■ **EXERCISE AIM**
Make an exact copy of all the records.

■ **ENTRIES PROVIDED**
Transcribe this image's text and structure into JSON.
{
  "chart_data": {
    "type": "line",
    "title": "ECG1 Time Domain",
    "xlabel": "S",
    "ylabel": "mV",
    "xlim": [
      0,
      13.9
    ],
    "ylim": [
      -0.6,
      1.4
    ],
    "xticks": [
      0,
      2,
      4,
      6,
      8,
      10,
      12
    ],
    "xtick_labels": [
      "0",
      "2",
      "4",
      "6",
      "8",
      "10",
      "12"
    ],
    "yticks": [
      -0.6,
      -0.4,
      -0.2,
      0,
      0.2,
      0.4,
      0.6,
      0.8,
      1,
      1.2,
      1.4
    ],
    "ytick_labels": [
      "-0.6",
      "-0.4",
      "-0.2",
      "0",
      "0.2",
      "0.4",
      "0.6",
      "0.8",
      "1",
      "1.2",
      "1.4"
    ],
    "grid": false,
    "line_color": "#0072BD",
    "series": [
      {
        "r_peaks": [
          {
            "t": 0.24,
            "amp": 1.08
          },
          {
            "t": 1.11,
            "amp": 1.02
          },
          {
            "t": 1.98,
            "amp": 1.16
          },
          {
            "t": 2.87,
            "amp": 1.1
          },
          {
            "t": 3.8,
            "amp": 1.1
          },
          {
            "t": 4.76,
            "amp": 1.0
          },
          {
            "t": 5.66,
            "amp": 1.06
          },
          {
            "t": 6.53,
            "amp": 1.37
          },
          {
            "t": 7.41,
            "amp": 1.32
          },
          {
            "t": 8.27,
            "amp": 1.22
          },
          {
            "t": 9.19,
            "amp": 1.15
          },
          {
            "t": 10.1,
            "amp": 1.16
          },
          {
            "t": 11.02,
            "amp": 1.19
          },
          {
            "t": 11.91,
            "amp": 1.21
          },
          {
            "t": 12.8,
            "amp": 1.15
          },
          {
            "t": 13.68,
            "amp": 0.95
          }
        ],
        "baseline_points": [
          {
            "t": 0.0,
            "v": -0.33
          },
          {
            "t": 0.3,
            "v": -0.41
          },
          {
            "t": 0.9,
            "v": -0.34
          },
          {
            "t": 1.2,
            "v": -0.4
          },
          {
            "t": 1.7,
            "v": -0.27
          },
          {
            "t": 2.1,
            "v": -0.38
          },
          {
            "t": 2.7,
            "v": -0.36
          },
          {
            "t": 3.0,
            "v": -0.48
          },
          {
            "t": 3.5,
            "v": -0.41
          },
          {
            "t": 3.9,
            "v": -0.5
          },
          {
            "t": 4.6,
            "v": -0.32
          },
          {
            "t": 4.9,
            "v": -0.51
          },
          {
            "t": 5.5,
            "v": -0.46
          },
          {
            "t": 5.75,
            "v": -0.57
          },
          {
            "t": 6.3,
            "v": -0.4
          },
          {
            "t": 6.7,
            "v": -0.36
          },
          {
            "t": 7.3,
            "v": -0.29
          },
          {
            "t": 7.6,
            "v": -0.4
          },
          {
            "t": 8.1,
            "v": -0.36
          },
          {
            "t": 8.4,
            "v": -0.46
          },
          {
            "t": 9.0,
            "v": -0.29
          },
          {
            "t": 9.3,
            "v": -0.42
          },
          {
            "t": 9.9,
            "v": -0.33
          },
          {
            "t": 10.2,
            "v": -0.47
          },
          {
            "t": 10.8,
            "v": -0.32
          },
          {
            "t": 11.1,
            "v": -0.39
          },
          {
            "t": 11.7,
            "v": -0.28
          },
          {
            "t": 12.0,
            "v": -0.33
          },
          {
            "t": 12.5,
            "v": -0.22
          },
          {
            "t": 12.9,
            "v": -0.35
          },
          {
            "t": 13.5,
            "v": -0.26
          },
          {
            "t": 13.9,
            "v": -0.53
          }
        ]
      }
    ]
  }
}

■ **EXERCISE OUTPUT**
Transcribe this image's text and structure into JSON.
{
  "chart_data": {
    "type": "line",
    "title": "ECG1 Time Domain",
    "xlabel": "S",
    "ylabel": "mV",
    "xlim": [
      0,
      13.9
    ],
    "ylim": [
      -0.6,
      1.4
    ],
    "xticks": [
      0,
      2,
      4,
      6,
      8,
      10,
      12
    ],
    "xtick_labels": [
      "0",
      "2",
      "4",
      "6",
      "8",
      "10",
      "12"
    ],
    "yticks": [
      -0.6,
      -0.4,
      -0.2,
      0,
      0.2,
      0.4,
      0.6,
      0.8,
      1,
      1.2,
      1.4
    ],
    "ytick_labels": [
      "-0.6",
      "-0.4",
      "-0.2",
      "0",
      "0.2",
      "0.4",
      "0.6",
      "0.8",
      "1",
      "1.2",
      "1.4"
    ],
    "grid": false,
    "line_color": "#0072BD",
    "series": [
      {
        "r_peaks": [
          {
            "t": 0.24,
            "amp": 1.08
          },
          {
            "t": 1.11,
            "amp": 1.02
          },
          {
            "t": 1.98,
            "amp": 1.16
          },
          {
            "t": 2.87,
            "amp": 1.1
          },
          {
            "t": 3.8,
            "amp": 1.1
          },
          {
            "t": 4.76,
            "amp": 1.0
          },
          {
            "t": 5.66,
            "amp": 1.06
          },
          {
            "t": 6.53,
            "amp": 1.37
          },
          {
            "t": 7.41,
            "amp": 1.32
          },
          {
            "t": 8.27,
            "amp": 1.22
          },
          {
            "t": 9.19,
            "amp": 1.15
          },
          {
            "t": 10.1,
            "amp": 1.16
          },
          {
            "t": 11.02,
            "amp": 1.19
          },
          {
            "t": 11.91,
            "amp": 1.21
          },
          {
            "t": 12.8,
            "amp": 1.15
          },
          {
            "t": 13.68,
            "amp": 0.95
          }
        ],
        "baseline_points": [
          {
            "t": 0.0,
            "v": -0.33
          },
          {
            "t": 0.3,
            "v": -0.41
          },
          {
            "t": 0.9,
            "v": -0.34
          },
          {
            "t": 1.2,
            "v": -0.4
          },
          {
            "t": 1.7,
            "v": -0.27
          },
          {
            "t": 2.1,
            "v": -0.38
          },
          {
            "t": 2.7,
            "v": -0.36
          },
          {
            "t": 3.0,
            "v": -0.48
          },
          {
            "t": 3.5,
            "v": -0.41
          },
          {
            "t": 3.9,
            "v": -0.5
          },
          {
            "t": 4.6,
            "v": -0.32
          },
          {
            "t": 4.9,
            "v": -0.51
          },
          {
            "t": 5.5,
            "v": -0.46
          },
          {
            "t": 5.75,
            "v": -0.57
          },
          {
            "t": 6.3,
            "v": -0.4
          },
          {
            "t": 6.7,
            "v": -0.36
          },
          {
            "t": 7.3,
            "v": -0.29
          },
          {
            "t": 7.6,
            "v": -0.4
          },
          {
            "t": 8.1,
            "v": -0.36
          },
          {
            "t": 8.4,
            "v": -0.46
          },
          {
            "t": 9.0,
            "v": -0.29
          },
          {
            "t": 9.3,
            "v": -0.42
          },
          {
            "t": 9.9,
            "v": -0.33
          },
          {
            "t": 10.2,
            "v": -0.47
          },
          {
            "t": 10.8,
            "v": -0.32
          },
          {
            "t": 11.1,
            "v": -0.39
          },
          {
            "t": 11.7,
            "v": -0.28
          },
          {
            "t": 12.0,
            "v": -0.33
          },
          {
            "t": 12.5,
            "v": -0.22
          },
          {
            "t": 12.9,
            "v": -0.35
          },
          {
            "t": 13.5,
            "v": -0.26
          },
          {
            "t": 13.9,
            "v": -0.53
          }
        ]
      }
    ]
  }
}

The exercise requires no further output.